[Element placement data]
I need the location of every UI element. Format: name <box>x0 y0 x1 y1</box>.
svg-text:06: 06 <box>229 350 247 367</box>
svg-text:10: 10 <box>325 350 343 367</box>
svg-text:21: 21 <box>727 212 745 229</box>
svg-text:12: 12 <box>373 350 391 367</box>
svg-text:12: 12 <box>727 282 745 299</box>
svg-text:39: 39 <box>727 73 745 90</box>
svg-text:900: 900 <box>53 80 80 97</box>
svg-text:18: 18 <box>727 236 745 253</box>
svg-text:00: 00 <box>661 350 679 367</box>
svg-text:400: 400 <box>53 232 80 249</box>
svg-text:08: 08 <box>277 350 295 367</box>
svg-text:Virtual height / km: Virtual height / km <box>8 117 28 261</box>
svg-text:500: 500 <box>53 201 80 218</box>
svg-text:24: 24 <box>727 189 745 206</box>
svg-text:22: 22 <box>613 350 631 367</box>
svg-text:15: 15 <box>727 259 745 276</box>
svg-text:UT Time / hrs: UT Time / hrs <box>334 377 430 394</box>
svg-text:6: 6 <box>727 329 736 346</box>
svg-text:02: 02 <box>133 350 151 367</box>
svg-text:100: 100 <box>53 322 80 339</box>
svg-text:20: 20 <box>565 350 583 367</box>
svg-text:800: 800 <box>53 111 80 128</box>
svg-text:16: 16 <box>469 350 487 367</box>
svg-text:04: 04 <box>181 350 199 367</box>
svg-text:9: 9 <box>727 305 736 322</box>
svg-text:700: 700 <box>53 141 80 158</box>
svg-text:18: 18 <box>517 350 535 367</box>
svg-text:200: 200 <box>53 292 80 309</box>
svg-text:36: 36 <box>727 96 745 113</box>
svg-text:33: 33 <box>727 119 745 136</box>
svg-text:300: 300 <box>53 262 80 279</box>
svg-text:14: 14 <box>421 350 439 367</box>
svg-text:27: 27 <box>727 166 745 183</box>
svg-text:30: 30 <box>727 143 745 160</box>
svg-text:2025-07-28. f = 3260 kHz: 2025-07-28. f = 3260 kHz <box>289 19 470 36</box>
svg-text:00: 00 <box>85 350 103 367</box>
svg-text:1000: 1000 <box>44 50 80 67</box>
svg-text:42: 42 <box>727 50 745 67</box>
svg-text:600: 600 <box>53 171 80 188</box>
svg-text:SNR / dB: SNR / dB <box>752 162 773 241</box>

- [Exercise requirements]: Please reproduce every line of the listing above word for word.

- [Task output]:
I need the location of every UI element. Format: name <box>x0 y0 x1 y1</box>.
svg-text:06: 06 <box>229 350 247 367</box>
svg-text:10: 10 <box>325 350 343 367</box>
svg-text:21: 21 <box>727 212 745 229</box>
svg-text:12: 12 <box>373 350 391 367</box>
svg-text:12: 12 <box>727 282 745 299</box>
svg-text:39: 39 <box>727 73 745 90</box>
svg-text:900: 900 <box>53 80 80 97</box>
svg-text:18: 18 <box>727 236 745 253</box>
svg-text:00: 00 <box>661 350 679 367</box>
svg-text:400: 400 <box>53 232 80 249</box>
svg-text:08: 08 <box>277 350 295 367</box>
svg-text:Virtual height / km: Virtual height / km <box>8 117 28 261</box>
svg-text:500: 500 <box>53 201 80 218</box>
svg-text:24: 24 <box>727 189 745 206</box>
svg-text:22: 22 <box>613 350 631 367</box>
svg-text:15: 15 <box>727 259 745 276</box>
svg-text:UT Time / hrs: UT Time / hrs <box>334 377 430 394</box>
svg-text:6: 6 <box>727 329 736 346</box>
svg-text:02: 02 <box>133 350 151 367</box>
svg-text:100: 100 <box>53 322 80 339</box>
svg-text:20: 20 <box>565 350 583 367</box>
svg-text:800: 800 <box>53 111 80 128</box>
svg-text:16: 16 <box>469 350 487 367</box>
svg-text:04: 04 <box>181 350 199 367</box>
svg-text:9: 9 <box>727 305 736 322</box>
svg-text:700: 700 <box>53 141 80 158</box>
svg-text:18: 18 <box>517 350 535 367</box>
svg-text:200: 200 <box>53 292 80 309</box>
svg-text:36: 36 <box>727 96 745 113</box>
svg-text:33: 33 <box>727 119 745 136</box>
svg-text:300: 300 <box>53 262 80 279</box>
svg-text:14: 14 <box>421 350 439 367</box>
svg-text:27: 27 <box>727 166 745 183</box>
svg-text:30: 30 <box>727 143 745 160</box>
svg-text:2025-07-28. f = 3260 kHz: 2025-07-28. f = 3260 kHz <box>289 19 470 36</box>
svg-text:00: 00 <box>85 350 103 367</box>
svg-text:1000: 1000 <box>44 50 80 67</box>
svg-text:42: 42 <box>727 50 745 67</box>
svg-text:600: 600 <box>53 171 80 188</box>
svg-text:SNR / dB: SNR / dB <box>752 162 773 241</box>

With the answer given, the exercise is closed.